Written problem: Using the listing below, copy every line that mentions "badge".

Rows:
=======

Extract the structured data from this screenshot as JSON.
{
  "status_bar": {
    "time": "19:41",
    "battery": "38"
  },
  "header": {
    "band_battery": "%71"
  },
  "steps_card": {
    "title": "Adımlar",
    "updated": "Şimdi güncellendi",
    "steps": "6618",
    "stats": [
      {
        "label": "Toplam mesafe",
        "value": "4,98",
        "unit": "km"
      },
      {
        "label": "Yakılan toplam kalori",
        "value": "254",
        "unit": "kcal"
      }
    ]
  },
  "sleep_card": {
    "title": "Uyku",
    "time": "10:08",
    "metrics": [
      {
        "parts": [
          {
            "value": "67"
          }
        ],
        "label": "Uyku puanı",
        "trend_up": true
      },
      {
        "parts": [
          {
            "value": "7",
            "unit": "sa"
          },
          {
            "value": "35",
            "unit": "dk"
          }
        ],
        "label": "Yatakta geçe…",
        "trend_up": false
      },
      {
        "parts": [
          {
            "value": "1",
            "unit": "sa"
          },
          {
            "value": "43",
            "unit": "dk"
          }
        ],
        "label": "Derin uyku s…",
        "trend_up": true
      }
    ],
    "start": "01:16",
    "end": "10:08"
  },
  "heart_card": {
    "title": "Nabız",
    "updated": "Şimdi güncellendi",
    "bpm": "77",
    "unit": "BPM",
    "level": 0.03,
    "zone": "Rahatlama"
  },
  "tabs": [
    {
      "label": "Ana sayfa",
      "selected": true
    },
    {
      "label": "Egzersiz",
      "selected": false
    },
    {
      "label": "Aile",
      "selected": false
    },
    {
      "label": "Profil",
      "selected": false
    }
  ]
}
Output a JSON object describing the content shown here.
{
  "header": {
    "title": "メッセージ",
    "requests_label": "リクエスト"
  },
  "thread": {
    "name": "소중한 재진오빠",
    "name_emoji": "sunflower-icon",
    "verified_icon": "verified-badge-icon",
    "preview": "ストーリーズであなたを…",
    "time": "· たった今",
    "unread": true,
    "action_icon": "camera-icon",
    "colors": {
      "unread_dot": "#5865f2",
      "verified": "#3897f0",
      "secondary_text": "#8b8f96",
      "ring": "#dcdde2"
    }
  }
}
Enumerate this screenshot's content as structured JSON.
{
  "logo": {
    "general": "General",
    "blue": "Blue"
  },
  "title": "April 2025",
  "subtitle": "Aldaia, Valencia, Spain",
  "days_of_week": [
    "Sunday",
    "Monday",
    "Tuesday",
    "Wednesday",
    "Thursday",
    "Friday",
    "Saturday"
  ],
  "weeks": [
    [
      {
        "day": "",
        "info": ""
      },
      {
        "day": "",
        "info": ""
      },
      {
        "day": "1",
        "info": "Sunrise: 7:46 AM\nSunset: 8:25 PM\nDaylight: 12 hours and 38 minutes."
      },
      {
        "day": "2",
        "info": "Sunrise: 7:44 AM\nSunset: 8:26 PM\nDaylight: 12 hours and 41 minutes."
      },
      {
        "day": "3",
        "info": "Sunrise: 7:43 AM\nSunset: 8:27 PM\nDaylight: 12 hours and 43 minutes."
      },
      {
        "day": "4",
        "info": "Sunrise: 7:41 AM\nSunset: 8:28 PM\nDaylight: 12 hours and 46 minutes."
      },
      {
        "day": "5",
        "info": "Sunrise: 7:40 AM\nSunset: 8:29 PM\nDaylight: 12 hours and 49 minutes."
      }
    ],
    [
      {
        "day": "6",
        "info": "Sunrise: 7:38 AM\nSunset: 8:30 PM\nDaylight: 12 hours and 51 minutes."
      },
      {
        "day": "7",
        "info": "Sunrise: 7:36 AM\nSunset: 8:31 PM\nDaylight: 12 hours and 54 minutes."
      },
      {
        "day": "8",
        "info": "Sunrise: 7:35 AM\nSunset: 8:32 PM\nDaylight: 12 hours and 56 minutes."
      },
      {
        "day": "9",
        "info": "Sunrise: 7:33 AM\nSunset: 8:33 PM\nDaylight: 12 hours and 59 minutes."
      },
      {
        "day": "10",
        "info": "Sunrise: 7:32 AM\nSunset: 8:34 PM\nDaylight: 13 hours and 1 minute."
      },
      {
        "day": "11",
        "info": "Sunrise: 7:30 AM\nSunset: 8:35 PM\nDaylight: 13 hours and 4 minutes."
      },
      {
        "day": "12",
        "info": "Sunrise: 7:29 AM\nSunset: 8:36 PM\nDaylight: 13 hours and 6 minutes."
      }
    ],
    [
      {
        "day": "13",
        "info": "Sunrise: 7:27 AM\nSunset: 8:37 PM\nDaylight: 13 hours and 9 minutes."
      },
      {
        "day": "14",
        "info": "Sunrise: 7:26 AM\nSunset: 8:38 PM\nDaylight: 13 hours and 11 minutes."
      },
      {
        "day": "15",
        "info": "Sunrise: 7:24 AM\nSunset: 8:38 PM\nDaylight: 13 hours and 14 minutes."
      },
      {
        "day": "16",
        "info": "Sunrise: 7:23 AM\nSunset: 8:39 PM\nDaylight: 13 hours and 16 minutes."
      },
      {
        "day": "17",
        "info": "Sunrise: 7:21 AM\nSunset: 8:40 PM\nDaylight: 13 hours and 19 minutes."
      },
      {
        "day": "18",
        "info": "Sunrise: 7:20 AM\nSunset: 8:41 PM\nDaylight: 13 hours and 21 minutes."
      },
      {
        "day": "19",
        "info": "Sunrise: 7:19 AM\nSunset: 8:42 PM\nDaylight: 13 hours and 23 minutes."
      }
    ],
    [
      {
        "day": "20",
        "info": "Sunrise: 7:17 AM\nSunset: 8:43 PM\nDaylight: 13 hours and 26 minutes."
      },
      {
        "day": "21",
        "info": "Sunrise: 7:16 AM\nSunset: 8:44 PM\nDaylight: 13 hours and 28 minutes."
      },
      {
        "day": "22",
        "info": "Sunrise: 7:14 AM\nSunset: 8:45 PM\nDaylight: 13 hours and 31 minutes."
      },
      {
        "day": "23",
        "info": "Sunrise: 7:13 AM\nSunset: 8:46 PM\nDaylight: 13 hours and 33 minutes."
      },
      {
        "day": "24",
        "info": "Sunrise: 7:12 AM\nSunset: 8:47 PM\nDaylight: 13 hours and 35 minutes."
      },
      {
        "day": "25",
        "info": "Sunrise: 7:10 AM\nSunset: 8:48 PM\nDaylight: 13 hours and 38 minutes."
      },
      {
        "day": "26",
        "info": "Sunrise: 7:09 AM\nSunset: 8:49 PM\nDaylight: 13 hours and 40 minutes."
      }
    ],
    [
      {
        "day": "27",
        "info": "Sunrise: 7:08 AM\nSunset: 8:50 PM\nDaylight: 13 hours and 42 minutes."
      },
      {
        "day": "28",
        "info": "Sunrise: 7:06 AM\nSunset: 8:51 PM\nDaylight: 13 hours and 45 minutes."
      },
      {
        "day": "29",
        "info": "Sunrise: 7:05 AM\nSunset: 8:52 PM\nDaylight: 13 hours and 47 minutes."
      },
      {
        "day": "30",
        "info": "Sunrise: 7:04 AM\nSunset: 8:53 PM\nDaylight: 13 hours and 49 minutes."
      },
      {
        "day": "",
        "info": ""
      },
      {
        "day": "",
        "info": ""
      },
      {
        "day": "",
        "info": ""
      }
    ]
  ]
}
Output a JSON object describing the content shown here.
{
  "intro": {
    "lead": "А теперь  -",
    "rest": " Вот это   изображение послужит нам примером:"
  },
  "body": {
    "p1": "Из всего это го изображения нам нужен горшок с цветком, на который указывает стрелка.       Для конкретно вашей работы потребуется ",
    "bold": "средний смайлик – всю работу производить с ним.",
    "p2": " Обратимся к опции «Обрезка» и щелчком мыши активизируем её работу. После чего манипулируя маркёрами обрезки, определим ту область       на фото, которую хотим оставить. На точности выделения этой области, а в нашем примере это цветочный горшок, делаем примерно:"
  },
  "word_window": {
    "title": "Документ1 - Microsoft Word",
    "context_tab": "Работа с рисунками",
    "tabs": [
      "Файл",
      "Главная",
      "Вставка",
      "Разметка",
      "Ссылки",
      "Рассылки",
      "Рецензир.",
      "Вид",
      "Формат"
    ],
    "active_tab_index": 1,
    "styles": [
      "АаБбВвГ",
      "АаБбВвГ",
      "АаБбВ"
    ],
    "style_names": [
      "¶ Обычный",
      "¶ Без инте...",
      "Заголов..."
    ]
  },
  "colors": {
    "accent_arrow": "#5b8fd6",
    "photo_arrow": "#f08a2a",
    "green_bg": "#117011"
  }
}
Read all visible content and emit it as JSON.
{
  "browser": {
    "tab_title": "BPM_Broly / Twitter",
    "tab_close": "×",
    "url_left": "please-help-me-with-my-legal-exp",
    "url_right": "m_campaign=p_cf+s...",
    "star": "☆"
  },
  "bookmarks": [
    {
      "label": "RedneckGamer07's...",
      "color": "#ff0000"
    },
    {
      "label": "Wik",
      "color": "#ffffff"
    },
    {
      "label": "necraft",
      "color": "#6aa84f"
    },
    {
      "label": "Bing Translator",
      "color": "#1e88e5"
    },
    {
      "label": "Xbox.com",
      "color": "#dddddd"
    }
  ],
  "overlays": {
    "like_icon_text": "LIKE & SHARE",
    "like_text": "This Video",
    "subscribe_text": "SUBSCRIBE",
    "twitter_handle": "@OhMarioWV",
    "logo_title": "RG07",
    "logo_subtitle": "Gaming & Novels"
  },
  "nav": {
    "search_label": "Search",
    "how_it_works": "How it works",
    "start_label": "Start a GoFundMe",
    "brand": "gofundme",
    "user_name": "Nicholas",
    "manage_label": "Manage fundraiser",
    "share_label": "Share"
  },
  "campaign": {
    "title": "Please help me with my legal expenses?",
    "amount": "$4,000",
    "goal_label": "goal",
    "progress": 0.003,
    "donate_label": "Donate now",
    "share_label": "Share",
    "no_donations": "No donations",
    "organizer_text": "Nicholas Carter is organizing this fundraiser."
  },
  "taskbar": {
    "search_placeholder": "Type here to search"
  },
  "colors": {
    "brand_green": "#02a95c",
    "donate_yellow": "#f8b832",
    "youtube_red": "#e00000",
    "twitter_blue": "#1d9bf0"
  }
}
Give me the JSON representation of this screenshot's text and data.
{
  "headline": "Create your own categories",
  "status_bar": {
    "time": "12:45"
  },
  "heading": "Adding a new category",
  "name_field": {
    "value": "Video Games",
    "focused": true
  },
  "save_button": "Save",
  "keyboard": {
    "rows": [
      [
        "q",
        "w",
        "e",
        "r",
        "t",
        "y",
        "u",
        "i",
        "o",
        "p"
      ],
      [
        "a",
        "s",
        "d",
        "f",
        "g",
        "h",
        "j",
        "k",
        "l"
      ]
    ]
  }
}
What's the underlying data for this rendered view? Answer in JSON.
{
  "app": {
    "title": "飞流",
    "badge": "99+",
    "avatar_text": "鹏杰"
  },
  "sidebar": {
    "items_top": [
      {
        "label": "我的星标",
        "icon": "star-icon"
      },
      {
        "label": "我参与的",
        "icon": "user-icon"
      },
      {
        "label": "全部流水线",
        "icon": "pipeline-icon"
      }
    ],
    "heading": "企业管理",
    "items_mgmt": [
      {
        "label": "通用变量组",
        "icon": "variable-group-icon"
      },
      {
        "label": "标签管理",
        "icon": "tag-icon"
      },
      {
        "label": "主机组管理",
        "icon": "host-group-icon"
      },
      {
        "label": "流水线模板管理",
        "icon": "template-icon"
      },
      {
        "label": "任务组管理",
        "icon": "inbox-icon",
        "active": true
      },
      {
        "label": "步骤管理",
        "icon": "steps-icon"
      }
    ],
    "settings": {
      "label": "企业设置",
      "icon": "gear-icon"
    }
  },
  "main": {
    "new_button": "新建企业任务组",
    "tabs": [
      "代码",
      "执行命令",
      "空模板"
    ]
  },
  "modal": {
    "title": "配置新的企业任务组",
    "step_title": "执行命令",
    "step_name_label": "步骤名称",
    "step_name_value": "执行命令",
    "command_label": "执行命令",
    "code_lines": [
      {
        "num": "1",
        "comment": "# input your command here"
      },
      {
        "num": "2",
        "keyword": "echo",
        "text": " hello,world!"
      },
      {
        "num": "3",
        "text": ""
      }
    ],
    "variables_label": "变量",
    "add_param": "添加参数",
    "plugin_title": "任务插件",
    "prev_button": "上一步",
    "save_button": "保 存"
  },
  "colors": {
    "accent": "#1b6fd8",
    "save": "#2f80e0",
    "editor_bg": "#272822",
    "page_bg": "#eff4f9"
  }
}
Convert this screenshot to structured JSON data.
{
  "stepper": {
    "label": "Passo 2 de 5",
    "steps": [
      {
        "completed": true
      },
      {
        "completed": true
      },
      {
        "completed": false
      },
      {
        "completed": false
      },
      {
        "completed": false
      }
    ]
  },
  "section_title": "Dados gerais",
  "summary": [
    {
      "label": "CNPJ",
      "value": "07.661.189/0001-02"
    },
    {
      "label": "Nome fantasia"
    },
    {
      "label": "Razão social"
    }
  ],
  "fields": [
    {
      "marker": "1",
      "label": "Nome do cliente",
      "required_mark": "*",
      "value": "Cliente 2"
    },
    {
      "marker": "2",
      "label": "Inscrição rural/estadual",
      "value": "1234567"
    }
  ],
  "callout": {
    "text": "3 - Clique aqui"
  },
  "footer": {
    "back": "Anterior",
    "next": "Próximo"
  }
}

=======

Correct result:
    "verified_icon": "verified-badge-icon",
    "badge": "99+",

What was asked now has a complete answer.